* DATA SHOWN
********************

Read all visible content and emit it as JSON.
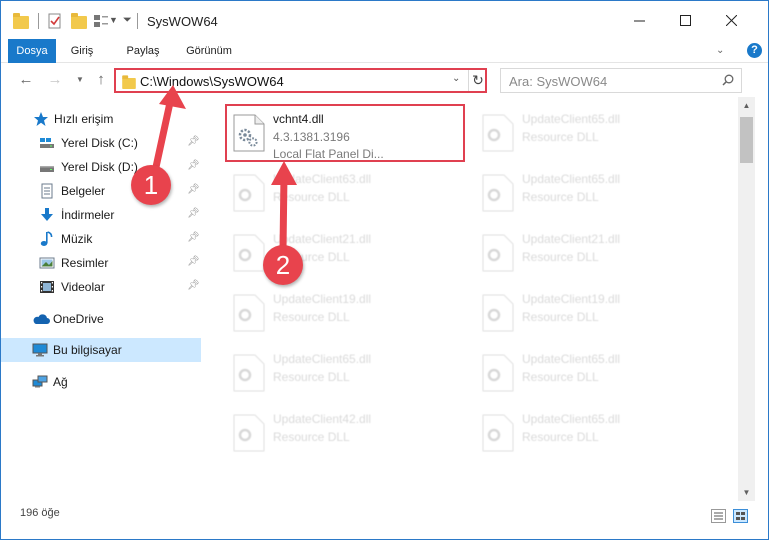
{
  "window": {
    "title": "SysWOW64",
    "accent": "#1979ca",
    "annotation_color": "#e04050"
  },
  "ribbon": {
    "tabs": [
      {
        "label": "Dosya"
      },
      {
        "label": "Giriş"
      },
      {
        "label": "Paylaş"
      },
      {
        "label": "Görünüm"
      }
    ],
    "help_label": "?"
  },
  "address": {
    "path": "C:\\Windows\\SysWOW64"
  },
  "search": {
    "placeholder": "Ara: SysWOW64"
  },
  "nav": {
    "quick_access": "Hızlı erişim",
    "items": [
      {
        "label": "Yerel Disk (C:)",
        "icon": "drive-icon"
      },
      {
        "label": "Yerel Disk (D:)",
        "icon": "drive-icon"
      },
      {
        "label": "Belgeler",
        "icon": "documents-icon"
      },
      {
        "label": "İndirmeler",
        "icon": "downloads-icon"
      },
      {
        "label": "Müzik",
        "icon": "music-icon"
      },
      {
        "label": "Resimler",
        "icon": "pictures-icon"
      },
      {
        "label": "Videolar",
        "icon": "videos-icon"
      }
    ],
    "onedrive": "OneDrive",
    "this_pc": "Bu bilgisayar",
    "network": "Ağ"
  },
  "files": {
    "highlighted": {
      "name": "vchnt4.dll",
      "version": "4.3.1381.3196",
      "description": "Local Flat Panel Di..."
    },
    "faded": [
      {
        "name": "UpdateClient65.dll",
        "type": "Resource DLL"
      },
      {
        "name": "UpdateClient63.dll",
        "type": "Resource DLL"
      },
      {
        "name": "UpdateClient65.dll",
        "type": "Resource DLL"
      },
      {
        "name": "UpdateClient21.dll",
        "type": "Resource DLL"
      },
      {
        "name": "UpdateClient21.dll",
        "type": "Resource DLL"
      },
      {
        "name": "UpdateClient19.dll",
        "type": "Resource DLL"
      },
      {
        "name": "UpdateClient19.dll",
        "type": "Resource DLL"
      },
      {
        "name": "UpdateClient65.dll",
        "type": "Resource DLL"
      },
      {
        "name": "UpdateClient65.dll",
        "type": "Resource DLL"
      },
      {
        "name": "UpdateClient42.dll",
        "type": "Resource DLL"
      },
      {
        "name": "UpdateClient65.dll",
        "type": "Resource DLL"
      }
    ]
  },
  "status": {
    "item_count": "196 öğe"
  },
  "annotations": {
    "step1": "1",
    "step2": "2"
  }
}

********************

* DIRECTIONS FOR THIS TASK
Extract every line that has the string "Yerel" in it.

* FINAL RESULT
        "label": "Yerel Disk (C:)",
        "label": "Yerel Disk (D:)",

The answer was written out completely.